_Exercise goal_. Skip the pictures and quote all of the lines exactly.

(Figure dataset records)
--- BEGIN ---

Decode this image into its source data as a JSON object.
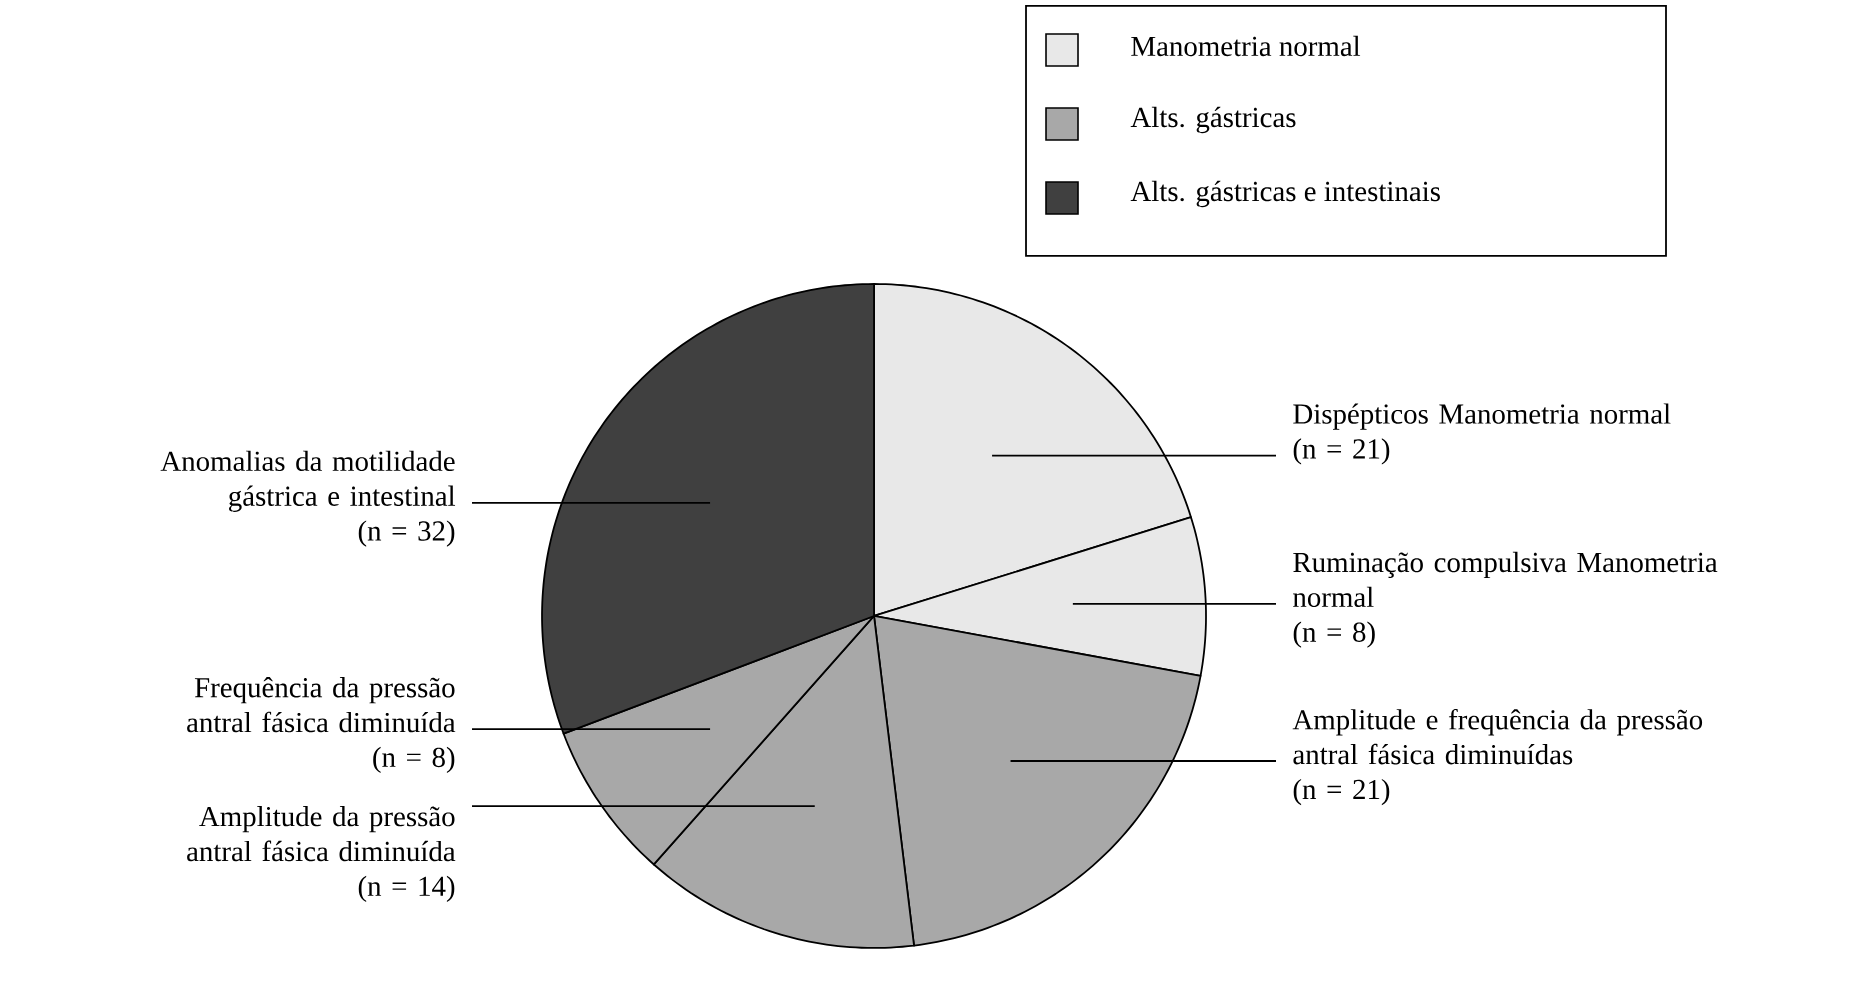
{
  "chart_data": {
    "type": "pie",
    "categories": [
      "Dispépticos Manometria normal",
      "Ruminação compulsiva Manometria normal",
      "Amplitude e frequência da pressão antral fásica diminuídas",
      "Amplitude da pressão antral fásica diminuída",
      "Frequência da pressão antral fásica diminuída",
      "Anomalias da motilidade gástrica e intestinal"
    ],
    "values": [
      21,
      8,
      21,
      14,
      8,
      32
    ],
    "colors": [
      "#e8e8e8",
      "#e8e8e8",
      "#a8a8a8",
      "#a8a8a8",
      "#a8a8a8",
      "#404040"
    ],
    "value_labels": [
      "(n = 21)",
      "(n = 8)",
      "(n = 21)",
      "(n = 14)",
      "(n = 8)",
      "(n = 32)"
    ],
    "annotations": [
      "Manometria normal",
      "Alts. gástricas",
      "Alts. gástricas e intestinais"
    ]
  }
}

--- END ---

_Written response_.
Decode this image into its source data as a JSON object.
{
  "chart_data": {
    "type": "pie",
    "categories": [
      "Dispépticos Manometria normal",
      "Ruminação compulsiva Manometria normal",
      "Amplitude e frequência da pressão antral fásica diminuídas",
      "Amplitude da pressão antral fásica diminuída",
      "Frequência da pressão antral fásica diminuída",
      "Anomalias da motilidade gástrica e intestinal"
    ],
    "values": [
      21,
      8,
      21,
      14,
      8,
      32
    ],
    "colors": [
      "#e8e8e8",
      "#e8e8e8",
      "#a8a8a8",
      "#a8a8a8",
      "#a8a8a8",
      "#404040"
    ],
    "value_labels": [
      "(n = 21)",
      "(n = 8)",
      "(n = 21)",
      "(n = 14)",
      "(n = 8)",
      "(n = 32)"
    ],
    "annotations": [
      "Manometria normal",
      "Alts. gástricas",
      "Alts. gástricas e intestinais"
    ]
  }
}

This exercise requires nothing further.